### [WHAT YOU WILL DO]
Please repeat all of the lines that follow, exactly as written.

** BEGIN **

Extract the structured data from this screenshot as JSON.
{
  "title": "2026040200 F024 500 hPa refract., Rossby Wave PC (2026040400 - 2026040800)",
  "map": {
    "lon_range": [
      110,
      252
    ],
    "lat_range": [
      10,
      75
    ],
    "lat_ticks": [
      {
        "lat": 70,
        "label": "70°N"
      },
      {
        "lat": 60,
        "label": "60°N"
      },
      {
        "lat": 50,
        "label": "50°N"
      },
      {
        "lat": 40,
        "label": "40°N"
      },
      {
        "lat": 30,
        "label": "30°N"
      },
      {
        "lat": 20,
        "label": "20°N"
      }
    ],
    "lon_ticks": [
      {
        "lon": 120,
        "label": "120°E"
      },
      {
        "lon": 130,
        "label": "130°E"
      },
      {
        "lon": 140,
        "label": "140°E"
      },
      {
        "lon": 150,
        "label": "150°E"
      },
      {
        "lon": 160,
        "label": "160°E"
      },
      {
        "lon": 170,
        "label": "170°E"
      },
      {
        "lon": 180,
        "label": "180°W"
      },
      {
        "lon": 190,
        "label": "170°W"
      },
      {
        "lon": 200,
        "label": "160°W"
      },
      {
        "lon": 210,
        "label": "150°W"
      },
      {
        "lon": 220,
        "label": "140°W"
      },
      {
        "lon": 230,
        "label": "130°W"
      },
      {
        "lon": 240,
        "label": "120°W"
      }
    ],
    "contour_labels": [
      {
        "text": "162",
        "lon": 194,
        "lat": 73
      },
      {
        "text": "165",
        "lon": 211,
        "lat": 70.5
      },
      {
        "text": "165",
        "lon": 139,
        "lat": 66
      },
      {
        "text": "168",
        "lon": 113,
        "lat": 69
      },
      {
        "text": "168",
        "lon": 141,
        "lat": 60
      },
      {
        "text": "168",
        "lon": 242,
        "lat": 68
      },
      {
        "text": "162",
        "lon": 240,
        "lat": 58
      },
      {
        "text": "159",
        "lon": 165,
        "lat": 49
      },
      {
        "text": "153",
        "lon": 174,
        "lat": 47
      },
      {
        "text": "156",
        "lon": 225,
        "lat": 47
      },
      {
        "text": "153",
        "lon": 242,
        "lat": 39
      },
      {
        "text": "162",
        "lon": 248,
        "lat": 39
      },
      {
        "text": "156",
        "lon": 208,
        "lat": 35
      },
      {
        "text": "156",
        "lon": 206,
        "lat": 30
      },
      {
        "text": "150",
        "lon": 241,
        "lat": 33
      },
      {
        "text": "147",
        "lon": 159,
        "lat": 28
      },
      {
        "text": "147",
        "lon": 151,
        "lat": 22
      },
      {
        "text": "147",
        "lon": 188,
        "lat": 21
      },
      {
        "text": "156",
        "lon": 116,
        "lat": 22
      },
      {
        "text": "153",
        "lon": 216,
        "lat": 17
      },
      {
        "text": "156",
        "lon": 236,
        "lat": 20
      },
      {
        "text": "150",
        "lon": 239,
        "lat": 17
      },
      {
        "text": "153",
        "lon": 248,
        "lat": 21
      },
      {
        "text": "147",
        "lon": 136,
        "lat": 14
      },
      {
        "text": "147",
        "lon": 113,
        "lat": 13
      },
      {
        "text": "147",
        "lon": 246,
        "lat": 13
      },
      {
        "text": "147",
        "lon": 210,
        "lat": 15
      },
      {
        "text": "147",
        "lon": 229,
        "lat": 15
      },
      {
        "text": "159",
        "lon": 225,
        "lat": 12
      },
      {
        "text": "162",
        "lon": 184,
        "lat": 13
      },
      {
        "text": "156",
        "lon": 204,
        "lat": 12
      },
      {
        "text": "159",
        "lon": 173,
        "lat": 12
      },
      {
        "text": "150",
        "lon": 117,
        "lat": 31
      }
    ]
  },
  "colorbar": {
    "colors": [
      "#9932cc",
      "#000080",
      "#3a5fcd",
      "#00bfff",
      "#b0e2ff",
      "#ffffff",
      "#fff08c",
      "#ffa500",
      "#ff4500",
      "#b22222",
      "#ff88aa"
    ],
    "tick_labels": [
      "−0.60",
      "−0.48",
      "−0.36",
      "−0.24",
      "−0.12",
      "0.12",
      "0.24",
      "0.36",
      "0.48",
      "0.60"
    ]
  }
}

** END **

### [WRITTEN SOLUTION]
Extract the structured data from this screenshot as JSON.
{
  "title": "2026040200 F024 500 hPa refract., Rossby Wave PC (2026040400 - 2026040800)",
  "map": {
    "lon_range": [
      110,
      252
    ],
    "lat_range": [
      10,
      75
    ],
    "lat_ticks": [
      {
        "lat": 70,
        "label": "70°N"
      },
      {
        "lat": 60,
        "label": "60°N"
      },
      {
        "lat": 50,
        "label": "50°N"
      },
      {
        "lat": 40,
        "label": "40°N"
      },
      {
        "lat": 30,
        "label": "30°N"
      },
      {
        "lat": 20,
        "label": "20°N"
      }
    ],
    "lon_ticks": [
      {
        "lon": 120,
        "label": "120°E"
      },
      {
        "lon": 130,
        "label": "130°E"
      },
      {
        "lon": 140,
        "label": "140°E"
      },
      {
        "lon": 150,
        "label": "150°E"
      },
      {
        "lon": 160,
        "label": "160°E"
      },
      {
        "lon": 170,
        "label": "170°E"
      },
      {
        "lon": 180,
        "label": "180°W"
      },
      {
        "lon": 190,
        "label": "170°W"
      },
      {
        "lon": 200,
        "label": "160°W"
      },
      {
        "lon": 210,
        "label": "150°W"
      },
      {
        "lon": 220,
        "label": "140°W"
      },
      {
        "lon": 230,
        "label": "130°W"
      },
      {
        "lon": 240,
        "label": "120°W"
      }
    ],
    "contour_labels": [
      {
        "text": "162",
        "lon": 194,
        "lat": 73
      },
      {
        "text": "165",
        "lon": 211,
        "lat": 70.5
      },
      {
        "text": "165",
        "lon": 139,
        "lat": 66
      },
      {
        "text": "168",
        "lon": 113,
        "lat": 69
      },
      {
        "text": "168",
        "lon": 141,
        "lat": 60
      },
      {
        "text": "168",
        "lon": 242,
        "lat": 68
      },
      {
        "text": "162",
        "lon": 240,
        "lat": 58
      },
      {
        "text": "159",
        "lon": 165,
        "lat": 49
      },
      {
        "text": "153",
        "lon": 174,
        "lat": 47
      },
      {
        "text": "156",
        "lon": 225,
        "lat": 47
      },
      {
        "text": "153",
        "lon": 242,
        "lat": 39
      },
      {
        "text": "162",
        "lon": 248,
        "lat": 39
      },
      {
        "text": "156",
        "lon": 208,
        "lat": 35
      },
      {
        "text": "156",
        "lon": 206,
        "lat": 30
      },
      {
        "text": "150",
        "lon": 241,
        "lat": 33
      },
      {
        "text": "147",
        "lon": 159,
        "lat": 28
      },
      {
        "text": "147",
        "lon": 151,
        "lat": 22
      },
      {
        "text": "147",
        "lon": 188,
        "lat": 21
      },
      {
        "text": "156",
        "lon": 116,
        "lat": 22
      },
      {
        "text": "153",
        "lon": 216,
        "lat": 17
      },
      {
        "text": "156",
        "lon": 236,
        "lat": 20
      },
      {
        "text": "150",
        "lon": 239,
        "lat": 17
      },
      {
        "text": "153",
        "lon": 248,
        "lat": 21
      },
      {
        "text": "147",
        "lon": 136,
        "lat": 14
      },
      {
        "text": "147",
        "lon": 113,
        "lat": 13
      },
      {
        "text": "147",
        "lon": 246,
        "lat": 13
      },
      {
        "text": "147",
        "lon": 210,
        "lat": 15
      },
      {
        "text": "147",
        "lon": 229,
        "lat": 15
      },
      {
        "text": "159",
        "lon": 225,
        "lat": 12
      },
      {
        "text": "162",
        "lon": 184,
        "lat": 13
      },
      {
        "text": "156",
        "lon": 204,
        "lat": 12
      },
      {
        "text": "159",
        "lon": 173,
        "lat": 12
      },
      {
        "text": "150",
        "lon": 117,
        "lat": 31
      }
    ]
  },
  "colorbar": {
    "colors": [
      "#9932cc",
      "#000080",
      "#3a5fcd",
      "#00bfff",
      "#b0e2ff",
      "#ffffff",
      "#fff08c",
      "#ffa500",
      "#ff4500",
      "#b22222",
      "#ff88aa"
    ],
    "tick_labels": [
      "−0.60",
      "−0.48",
      "−0.36",
      "−0.24",
      "−0.12",
      "0.12",
      "0.24",
      "0.36",
      "0.48",
      "0.60"
    ]
  }
}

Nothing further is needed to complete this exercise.